--- Problem ---
Wherever the string "상태점검자가" appears, copy the whole line.

— begin —

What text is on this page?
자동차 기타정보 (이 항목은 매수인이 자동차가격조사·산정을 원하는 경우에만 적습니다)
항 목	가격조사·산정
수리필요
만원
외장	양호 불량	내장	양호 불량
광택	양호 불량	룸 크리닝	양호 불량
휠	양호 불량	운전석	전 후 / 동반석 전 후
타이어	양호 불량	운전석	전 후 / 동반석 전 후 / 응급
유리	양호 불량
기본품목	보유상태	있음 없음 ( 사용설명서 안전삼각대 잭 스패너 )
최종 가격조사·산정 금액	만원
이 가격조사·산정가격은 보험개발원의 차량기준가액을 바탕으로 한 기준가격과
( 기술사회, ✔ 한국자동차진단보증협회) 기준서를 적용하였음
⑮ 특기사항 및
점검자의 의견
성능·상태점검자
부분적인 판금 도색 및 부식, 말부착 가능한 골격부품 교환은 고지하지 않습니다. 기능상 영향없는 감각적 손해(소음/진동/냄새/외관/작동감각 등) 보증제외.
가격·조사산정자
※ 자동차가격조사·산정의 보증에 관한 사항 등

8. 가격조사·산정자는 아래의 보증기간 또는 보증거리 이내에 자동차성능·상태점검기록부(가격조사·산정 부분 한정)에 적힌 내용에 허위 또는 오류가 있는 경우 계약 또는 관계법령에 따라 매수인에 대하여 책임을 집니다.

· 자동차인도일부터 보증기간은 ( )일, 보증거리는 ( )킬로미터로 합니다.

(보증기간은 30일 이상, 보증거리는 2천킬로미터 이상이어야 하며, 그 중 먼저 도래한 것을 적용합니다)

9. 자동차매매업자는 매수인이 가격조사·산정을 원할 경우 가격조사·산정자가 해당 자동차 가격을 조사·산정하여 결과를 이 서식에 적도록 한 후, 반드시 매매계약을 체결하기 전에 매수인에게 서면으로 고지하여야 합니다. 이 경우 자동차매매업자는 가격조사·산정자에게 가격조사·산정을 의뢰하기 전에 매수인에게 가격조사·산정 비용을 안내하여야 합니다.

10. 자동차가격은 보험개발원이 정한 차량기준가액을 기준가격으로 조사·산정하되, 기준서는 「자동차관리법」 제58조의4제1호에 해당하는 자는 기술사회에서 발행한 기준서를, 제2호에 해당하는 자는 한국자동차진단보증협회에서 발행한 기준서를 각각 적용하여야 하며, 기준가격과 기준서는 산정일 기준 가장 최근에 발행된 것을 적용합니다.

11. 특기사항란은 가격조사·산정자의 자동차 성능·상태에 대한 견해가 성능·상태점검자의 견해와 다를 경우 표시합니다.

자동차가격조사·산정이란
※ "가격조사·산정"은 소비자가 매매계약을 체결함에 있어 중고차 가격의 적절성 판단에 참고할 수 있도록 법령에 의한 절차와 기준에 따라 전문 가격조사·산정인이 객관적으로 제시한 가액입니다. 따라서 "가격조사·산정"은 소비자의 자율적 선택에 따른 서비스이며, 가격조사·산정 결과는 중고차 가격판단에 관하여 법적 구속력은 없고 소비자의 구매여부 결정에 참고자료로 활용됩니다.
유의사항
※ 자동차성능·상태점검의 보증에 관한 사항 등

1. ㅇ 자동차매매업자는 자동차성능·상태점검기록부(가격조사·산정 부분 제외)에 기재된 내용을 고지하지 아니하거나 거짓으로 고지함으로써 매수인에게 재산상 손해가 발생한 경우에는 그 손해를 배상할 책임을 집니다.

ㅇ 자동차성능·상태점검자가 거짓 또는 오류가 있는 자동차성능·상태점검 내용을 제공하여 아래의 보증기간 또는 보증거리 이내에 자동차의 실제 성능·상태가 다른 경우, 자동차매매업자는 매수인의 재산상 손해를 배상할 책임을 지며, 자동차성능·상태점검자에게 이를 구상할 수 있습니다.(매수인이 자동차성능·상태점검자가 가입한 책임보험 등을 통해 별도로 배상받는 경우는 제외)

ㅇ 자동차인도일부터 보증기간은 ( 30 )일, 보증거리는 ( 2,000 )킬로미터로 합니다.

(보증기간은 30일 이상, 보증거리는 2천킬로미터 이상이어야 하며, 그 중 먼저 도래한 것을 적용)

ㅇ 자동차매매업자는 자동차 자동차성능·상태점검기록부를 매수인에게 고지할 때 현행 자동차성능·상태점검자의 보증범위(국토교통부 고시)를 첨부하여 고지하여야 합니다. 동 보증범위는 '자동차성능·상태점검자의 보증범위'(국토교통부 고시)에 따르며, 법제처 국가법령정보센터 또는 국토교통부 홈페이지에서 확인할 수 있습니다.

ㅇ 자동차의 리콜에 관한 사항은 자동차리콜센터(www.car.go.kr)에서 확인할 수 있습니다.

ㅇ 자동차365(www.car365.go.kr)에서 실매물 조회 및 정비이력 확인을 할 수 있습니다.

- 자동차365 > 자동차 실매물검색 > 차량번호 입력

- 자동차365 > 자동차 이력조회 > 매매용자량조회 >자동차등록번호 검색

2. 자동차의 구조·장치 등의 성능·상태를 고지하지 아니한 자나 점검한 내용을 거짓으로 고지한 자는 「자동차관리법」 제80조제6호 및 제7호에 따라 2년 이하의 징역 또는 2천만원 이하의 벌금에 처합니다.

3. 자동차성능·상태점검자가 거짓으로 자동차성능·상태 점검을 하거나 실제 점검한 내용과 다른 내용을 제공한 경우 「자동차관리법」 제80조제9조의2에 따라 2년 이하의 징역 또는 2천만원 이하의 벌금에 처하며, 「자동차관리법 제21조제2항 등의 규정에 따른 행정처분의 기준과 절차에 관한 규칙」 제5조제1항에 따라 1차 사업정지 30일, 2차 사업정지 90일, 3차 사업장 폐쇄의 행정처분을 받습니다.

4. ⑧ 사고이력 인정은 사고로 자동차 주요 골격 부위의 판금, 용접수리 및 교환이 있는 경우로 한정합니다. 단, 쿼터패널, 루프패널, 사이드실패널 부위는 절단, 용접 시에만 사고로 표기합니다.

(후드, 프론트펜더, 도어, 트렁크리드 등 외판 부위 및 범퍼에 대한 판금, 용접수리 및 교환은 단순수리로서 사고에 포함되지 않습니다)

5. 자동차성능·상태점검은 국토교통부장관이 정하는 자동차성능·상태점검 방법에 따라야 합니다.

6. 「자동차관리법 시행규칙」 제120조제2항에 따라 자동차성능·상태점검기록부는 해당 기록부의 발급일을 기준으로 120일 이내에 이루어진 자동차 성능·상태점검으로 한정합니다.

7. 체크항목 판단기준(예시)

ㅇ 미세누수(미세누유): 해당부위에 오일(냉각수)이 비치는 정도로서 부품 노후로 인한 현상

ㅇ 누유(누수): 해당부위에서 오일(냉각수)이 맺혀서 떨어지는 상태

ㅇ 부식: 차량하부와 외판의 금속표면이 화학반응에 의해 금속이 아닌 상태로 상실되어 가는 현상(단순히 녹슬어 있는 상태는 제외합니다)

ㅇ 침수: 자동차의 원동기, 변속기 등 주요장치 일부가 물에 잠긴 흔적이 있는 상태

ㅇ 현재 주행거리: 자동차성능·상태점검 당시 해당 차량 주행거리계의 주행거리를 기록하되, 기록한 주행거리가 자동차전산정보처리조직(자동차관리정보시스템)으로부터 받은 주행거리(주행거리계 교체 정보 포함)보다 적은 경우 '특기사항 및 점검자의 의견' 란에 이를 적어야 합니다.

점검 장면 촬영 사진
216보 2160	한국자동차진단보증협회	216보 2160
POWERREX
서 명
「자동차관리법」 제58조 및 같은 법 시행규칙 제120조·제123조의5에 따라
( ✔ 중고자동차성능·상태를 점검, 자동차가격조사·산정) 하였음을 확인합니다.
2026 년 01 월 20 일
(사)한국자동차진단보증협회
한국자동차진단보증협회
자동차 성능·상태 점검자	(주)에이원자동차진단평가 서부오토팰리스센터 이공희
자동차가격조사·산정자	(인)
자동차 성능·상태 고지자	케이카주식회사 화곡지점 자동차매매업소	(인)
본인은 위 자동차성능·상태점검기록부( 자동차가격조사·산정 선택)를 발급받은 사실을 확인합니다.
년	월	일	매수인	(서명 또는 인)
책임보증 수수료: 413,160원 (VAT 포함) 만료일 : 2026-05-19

— end —

--- Task output ---
ㅇ 자동차성능·상태점검자가 거짓 또는 오류가 있는 자동차성능·상태점검 내용을 제공하여 아래의 보증기간 또는 보증거리 이내에 자동차의 실제 성능·상태가 다른 경우, 자동차매매업자는 매수인의 재산상 손해를 배상할 책임을 지며, 자동차성능·상태점검자에게 이를 구상할 수 있습니다.(매수인이 자동차성능·상태점검자가 가입한 책임보험 등을 통해 별도로 배상받는 경우는 제외)
3. 자동차성능·상태점검자가 거짓으로 자동차성능·상태 점검을 하거나 실제 점검한 내용과 다른 내용을 제공한 경우 「자동차관리법」 제80조제9조의2에 따라 2년 이하의 징역 또는 2천만원 이하의 벌금에 처하며, 「자동차관리법 제21조제2항 등의 규정에 따른 행정처분의 기준과 절차에 관한 규칙」 제5조제1항에 따라 1차 사업정지 30일, 2차 사업정지 90일, 3차 사업장 폐쇄의 행정처분을 받습니다.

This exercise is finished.